The input start

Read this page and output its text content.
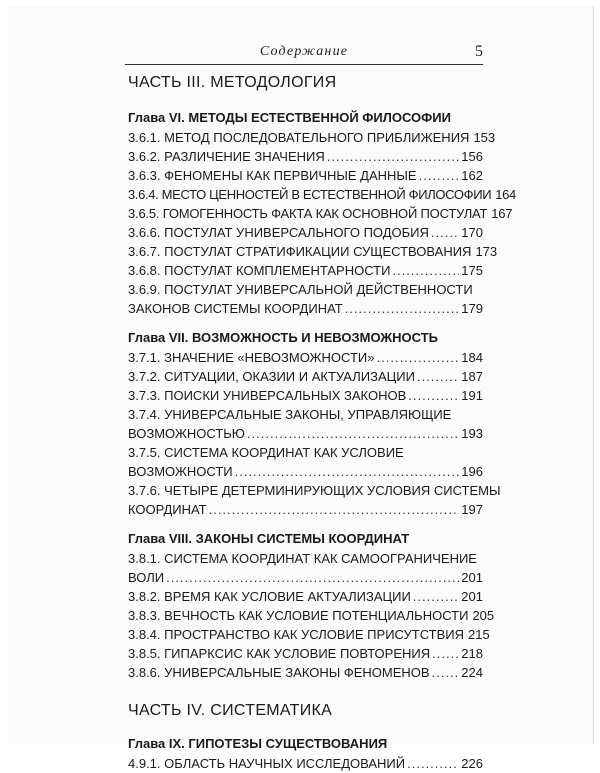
Содержание	5
ЧАСТЬ III. МЕТОДОЛОГИЯ
Глава VI. МЕТОДЫ ЕСТЕСТВЕННОЙ ФИЛОСОФИИ
3.6.1. МЕТОД ПОСЛЕДОВАТЕЛЬНОГО ПРИБЛИЖЕНИЯ 153
3.6.2. РАЗЛИЧЕНИЕ ЗНАЧЕНИЯ .....	156
3.6.3. ФЕНОМЕНЫ КАК ПЕРВИЧНЫЕ ДАННЫЕ .....	162
3.6.4. МЕСТО ЦЕННОСТЕЙ В ЕСТЕСТВЕННОЙ ФИЛОСОФИИ 164
3.6.5. ГОМОГЕННОСТЬ ФАКТА КАК ОСНОВНОЙ ПОСТУЛАТ 167
3.6.6. ПОСТУЛАТ УНИВЕРСАЛЬНОГО ПОДОБИЯ ..... 170
3.6.7. ПОСТУЛАТ СТРАТИФИКАЦИИ СУЩЕСТВОВАНИЯ 173
3.6.8. ПОСТУЛАТ КОМПЛЕМЕНТАРНОСТИ .....	175
3.6.9. ПОСТУЛАТ УНИВЕРСАЛЬНОЙ ДЕЙСТВЕННОСТИ
ЗАКОНОВ СИСТЕМЫ КООРДИНАТ .....	179
Глава VII. ВОЗМОЖНОСТЬ И НЕВОЗМОЖНОСТЬ
3.7.1. ЗНАЧЕНИЕ «НЕВОЗМОЖНОСТИ» .....	184
3.7.2. СИТУАЦИИ, ОКАЗИИ И АКТУАЛИЗАЦИИ .....	187
3.7.3. ПОИСКИ УНИВЕРСАЛЬНЫХ ЗАКОНОВ .....	191
3.7.4. УНИВЕРСАЛЬНЫЕ ЗАКОНЫ, УПРАВЛЯЮЩИЕ
ВОЗМОЖНОСТЬЮ .....	193
3.7.5. СИСТЕМА КООРДИНАТ КАК УСЛОВИЕ
ВОЗМОЖНОСТИ .....	196
3.7.6. ЧЕТЫРЕ ДЕТЕРМИНИРУЮЩИХ УСЛОВИЯ СИСТЕМЫ
КООРДИНАТ .....	197
Глава VIII. ЗАКОНЫ СИСТЕМЫ КООРДИНАТ
3.8.1. СИСТЕМА КООРДИНАТ КАК САМООГРАНИЧЕНИЕ
ВОЛИ .....	201
3.8.2. ВРЕМЯ КАК УСЛОВИЕ АКТУАЛИЗАЦИИ .....	201
3.8.3. ВЕЧНОСТЬ КАК УСЛОВИЕ ПОТЕНЦИАЛЬНОСТИ 205
3.8.4. ПРОСТРАНСТВО КАК УСЛОВИЕ ПРИСУТСТВИЯ 215
3.8.5. ГИПАРКСИС КАК УСЛОВИЕ ПОВТОРЕНИЯ ..... 218
3.8.6. УНИВЕРСАЛЬНЫЕ ЗАКОНЫ ФЕНОМЕНОВ ..... 224
ЧАСТЬ IV. СИСТЕМАТИКА
Глава IX. ГИПОТЕЗЫ СУЩЕСТВОВАНИЯ
4.9.1. ОБЛАСТЬ НАУЧНЫХ ИССЛЕДОВАНИЙ .....	226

The input end

Work instructions: Look through the listing and extract every line with "Глава" in it.

Response below:
Глава VI. МЕТОДЫ ЕСТЕСТВЕННОЙ ФИЛОСОФИИ
Глава VII. ВОЗМОЖНОСТЬ И НЕВОЗМОЖНОСТЬ
Глава VIII. ЗАКОНЫ СИСТЕМЫ КООРДИНАТ
Глава IX. ГИПОТЕЗЫ СУЩЕСТВОВАНИЯ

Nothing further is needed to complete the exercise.